_Required task_. Provide only the number of lines in the data below that contain the string "那么这个三角形是什么三角形".

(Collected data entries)
-- begin --

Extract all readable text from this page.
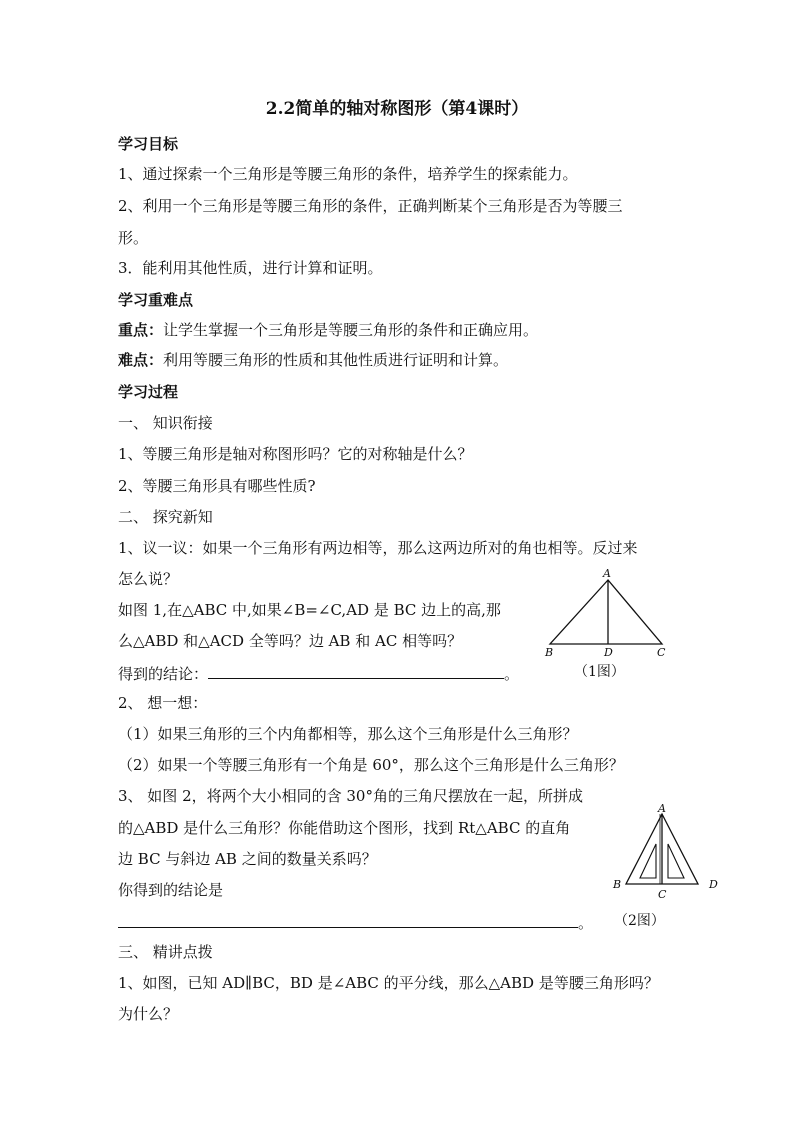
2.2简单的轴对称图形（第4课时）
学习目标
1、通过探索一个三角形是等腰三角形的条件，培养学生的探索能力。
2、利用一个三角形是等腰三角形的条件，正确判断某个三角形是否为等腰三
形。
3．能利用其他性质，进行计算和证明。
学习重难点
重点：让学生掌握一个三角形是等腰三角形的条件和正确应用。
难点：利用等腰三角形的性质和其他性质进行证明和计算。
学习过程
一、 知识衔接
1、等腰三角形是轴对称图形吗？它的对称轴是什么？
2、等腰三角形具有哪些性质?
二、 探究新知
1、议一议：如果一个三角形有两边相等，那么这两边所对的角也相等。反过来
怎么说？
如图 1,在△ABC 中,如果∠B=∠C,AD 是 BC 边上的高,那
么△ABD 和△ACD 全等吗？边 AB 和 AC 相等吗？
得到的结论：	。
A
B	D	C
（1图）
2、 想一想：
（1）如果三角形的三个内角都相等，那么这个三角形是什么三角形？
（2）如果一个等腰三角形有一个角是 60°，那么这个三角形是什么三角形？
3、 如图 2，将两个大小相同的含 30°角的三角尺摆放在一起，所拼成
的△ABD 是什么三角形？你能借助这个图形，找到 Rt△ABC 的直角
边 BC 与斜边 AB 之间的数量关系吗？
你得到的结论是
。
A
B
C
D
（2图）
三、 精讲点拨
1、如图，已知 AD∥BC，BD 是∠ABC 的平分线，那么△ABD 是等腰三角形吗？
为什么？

-- end --
-- begin --

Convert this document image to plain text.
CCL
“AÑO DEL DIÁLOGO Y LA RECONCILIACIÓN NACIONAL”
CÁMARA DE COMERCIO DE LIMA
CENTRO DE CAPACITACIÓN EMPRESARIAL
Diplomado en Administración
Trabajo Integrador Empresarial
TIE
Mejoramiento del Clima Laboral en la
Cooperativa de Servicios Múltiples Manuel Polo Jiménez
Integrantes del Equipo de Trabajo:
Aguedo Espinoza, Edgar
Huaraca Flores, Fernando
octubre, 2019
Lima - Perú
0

-- end --

_Full solution_. 2